▸ TASK BRIEF: Scan the listing below and copy every line holding "shown".

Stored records

↓↓↓

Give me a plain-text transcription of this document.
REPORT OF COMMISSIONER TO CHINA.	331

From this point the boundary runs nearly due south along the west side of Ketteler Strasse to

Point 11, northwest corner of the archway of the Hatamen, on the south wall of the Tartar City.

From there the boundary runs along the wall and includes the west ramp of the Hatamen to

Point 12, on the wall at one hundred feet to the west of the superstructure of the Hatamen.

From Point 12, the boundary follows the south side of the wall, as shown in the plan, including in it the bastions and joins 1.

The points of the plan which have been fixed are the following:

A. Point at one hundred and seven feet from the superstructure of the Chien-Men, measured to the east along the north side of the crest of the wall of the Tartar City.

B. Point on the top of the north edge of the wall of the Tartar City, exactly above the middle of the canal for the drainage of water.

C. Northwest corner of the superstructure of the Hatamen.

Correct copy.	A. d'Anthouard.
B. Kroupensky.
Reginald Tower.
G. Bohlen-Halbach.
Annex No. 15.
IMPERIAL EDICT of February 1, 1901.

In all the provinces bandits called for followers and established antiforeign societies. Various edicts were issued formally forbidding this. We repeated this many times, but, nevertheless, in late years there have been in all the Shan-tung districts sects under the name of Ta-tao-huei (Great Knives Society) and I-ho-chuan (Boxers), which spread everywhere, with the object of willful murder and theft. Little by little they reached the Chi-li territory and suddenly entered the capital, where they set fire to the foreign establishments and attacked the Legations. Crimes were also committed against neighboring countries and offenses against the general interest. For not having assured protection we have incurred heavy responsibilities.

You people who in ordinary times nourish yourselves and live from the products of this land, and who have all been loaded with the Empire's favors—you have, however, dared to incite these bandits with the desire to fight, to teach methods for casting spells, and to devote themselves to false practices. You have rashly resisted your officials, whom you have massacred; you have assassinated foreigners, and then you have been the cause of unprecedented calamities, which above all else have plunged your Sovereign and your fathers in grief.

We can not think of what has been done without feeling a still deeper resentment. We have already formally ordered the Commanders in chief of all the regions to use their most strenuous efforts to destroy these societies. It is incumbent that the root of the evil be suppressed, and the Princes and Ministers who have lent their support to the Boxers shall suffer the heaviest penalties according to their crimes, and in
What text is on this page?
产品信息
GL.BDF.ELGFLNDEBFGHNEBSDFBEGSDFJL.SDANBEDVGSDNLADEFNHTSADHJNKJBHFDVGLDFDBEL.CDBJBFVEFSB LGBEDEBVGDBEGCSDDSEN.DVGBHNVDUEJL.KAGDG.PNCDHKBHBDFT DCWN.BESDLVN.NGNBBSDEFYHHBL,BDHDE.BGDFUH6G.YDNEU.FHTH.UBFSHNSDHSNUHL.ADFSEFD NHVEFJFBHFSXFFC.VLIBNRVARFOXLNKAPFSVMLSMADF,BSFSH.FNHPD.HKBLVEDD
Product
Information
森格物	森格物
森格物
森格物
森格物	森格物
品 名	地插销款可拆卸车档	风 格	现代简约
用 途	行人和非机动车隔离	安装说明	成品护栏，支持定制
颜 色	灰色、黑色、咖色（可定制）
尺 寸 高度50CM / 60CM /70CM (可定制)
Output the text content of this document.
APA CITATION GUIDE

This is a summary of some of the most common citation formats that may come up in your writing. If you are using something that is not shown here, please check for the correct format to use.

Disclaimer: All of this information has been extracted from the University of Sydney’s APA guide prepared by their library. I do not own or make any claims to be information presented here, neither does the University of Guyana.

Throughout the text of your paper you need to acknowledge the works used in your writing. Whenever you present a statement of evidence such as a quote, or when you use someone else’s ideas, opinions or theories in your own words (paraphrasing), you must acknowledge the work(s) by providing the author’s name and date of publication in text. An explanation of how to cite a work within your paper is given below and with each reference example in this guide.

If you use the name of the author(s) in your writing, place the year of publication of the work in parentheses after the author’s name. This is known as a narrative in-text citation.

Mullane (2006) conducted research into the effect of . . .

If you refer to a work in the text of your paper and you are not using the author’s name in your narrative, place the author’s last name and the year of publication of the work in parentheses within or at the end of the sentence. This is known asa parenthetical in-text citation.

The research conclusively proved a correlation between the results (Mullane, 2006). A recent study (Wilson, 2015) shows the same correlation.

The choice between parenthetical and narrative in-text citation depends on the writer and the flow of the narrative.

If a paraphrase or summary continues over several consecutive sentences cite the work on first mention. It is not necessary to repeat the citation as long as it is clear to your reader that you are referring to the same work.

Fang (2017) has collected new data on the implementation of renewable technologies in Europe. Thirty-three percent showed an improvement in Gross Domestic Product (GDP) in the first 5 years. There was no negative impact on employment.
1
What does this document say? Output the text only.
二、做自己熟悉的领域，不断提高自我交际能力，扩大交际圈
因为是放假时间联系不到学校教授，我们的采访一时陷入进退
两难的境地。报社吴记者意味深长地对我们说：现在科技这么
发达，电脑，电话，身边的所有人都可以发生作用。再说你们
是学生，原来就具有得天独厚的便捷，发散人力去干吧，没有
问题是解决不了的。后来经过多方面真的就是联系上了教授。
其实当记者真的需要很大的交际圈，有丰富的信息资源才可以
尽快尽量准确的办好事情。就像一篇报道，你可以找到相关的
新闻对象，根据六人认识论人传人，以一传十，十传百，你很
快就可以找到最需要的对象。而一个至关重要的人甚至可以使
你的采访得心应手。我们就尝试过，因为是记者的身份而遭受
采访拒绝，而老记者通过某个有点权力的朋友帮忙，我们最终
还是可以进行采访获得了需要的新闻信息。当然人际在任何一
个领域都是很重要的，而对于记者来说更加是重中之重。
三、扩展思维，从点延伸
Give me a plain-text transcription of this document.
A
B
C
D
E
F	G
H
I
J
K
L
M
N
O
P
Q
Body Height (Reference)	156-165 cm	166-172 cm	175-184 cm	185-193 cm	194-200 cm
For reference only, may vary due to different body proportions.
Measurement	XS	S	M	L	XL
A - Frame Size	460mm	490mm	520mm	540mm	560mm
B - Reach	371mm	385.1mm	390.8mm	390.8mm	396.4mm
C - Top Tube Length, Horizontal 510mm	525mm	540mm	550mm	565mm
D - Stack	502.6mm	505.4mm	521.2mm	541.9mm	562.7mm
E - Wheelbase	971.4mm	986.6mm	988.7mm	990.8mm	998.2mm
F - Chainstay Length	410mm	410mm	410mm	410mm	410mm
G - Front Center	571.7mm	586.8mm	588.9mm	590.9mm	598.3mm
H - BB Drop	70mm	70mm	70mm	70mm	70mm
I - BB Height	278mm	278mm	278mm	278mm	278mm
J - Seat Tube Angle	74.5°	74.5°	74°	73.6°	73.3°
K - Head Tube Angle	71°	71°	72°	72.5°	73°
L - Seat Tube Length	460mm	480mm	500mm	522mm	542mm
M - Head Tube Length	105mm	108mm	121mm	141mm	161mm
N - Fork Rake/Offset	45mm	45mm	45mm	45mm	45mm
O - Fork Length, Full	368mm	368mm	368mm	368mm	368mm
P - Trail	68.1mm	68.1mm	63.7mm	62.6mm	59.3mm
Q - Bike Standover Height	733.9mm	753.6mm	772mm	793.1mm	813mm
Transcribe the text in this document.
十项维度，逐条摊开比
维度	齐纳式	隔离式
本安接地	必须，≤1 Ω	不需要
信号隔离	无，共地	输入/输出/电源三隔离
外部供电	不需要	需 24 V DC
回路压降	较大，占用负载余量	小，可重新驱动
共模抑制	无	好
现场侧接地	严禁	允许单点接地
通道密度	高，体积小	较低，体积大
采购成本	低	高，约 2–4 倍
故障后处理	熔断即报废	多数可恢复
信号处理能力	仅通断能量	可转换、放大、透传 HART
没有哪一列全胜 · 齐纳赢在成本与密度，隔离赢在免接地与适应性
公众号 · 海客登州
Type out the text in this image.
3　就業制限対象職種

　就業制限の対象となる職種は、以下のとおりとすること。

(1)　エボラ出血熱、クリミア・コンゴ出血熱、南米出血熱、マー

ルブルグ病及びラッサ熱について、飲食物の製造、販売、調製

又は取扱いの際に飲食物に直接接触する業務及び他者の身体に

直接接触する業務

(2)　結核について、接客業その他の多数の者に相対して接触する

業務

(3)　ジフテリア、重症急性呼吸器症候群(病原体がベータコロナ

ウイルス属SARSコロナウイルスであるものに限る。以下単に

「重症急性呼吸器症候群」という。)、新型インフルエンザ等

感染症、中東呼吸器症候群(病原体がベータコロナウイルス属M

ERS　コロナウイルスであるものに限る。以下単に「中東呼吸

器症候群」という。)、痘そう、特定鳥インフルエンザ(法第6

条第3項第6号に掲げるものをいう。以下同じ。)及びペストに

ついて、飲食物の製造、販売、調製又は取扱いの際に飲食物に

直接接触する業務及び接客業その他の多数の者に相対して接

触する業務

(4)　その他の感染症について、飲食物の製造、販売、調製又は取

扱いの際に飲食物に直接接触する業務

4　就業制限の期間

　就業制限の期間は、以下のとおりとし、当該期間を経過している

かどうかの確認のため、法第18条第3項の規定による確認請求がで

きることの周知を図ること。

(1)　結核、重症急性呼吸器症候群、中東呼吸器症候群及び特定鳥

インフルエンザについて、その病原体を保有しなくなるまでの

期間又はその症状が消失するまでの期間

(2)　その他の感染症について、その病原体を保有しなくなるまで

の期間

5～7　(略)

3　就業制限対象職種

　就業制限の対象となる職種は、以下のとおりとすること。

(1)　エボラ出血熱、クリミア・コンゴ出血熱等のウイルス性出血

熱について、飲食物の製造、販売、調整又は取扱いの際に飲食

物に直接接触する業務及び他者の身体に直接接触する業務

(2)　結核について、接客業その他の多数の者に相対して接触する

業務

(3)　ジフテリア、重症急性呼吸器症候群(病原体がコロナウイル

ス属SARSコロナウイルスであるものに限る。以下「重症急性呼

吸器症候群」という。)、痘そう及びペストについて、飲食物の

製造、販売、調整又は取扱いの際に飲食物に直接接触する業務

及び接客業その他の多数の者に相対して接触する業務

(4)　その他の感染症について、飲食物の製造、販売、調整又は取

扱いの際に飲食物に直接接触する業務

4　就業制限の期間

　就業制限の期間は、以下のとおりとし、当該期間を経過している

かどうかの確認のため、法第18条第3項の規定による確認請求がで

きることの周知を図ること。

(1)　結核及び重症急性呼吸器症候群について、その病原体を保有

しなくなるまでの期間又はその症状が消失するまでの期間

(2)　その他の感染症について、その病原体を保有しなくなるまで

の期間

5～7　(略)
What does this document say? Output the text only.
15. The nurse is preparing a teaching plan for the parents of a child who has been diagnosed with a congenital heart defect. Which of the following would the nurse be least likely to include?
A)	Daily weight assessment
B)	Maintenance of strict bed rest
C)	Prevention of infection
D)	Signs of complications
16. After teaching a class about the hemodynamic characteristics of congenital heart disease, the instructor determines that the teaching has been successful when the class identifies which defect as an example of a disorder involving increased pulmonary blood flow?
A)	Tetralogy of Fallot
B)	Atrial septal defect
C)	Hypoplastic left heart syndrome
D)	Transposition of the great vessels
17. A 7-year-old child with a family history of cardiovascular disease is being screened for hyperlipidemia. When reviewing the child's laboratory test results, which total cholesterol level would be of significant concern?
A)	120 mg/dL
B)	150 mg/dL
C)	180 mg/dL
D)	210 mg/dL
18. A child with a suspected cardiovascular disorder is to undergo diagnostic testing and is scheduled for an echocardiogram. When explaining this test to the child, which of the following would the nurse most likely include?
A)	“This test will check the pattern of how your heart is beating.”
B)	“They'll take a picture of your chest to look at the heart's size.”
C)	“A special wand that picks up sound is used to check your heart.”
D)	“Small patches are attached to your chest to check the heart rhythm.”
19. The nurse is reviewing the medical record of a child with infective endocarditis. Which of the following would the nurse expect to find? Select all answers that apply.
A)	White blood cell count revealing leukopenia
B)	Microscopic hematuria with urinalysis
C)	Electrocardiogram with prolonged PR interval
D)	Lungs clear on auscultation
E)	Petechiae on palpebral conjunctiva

↑↑↑

▸ EXPECTED ANSWER:
From Point 12, the boundary follows the south side of the wall, as shown in the plan, including in it the bastions and joins 1.
This is a summary of some of the most common citation formats that may come up in your writing. If you are using something that is not shown here, please check for the correct format to use.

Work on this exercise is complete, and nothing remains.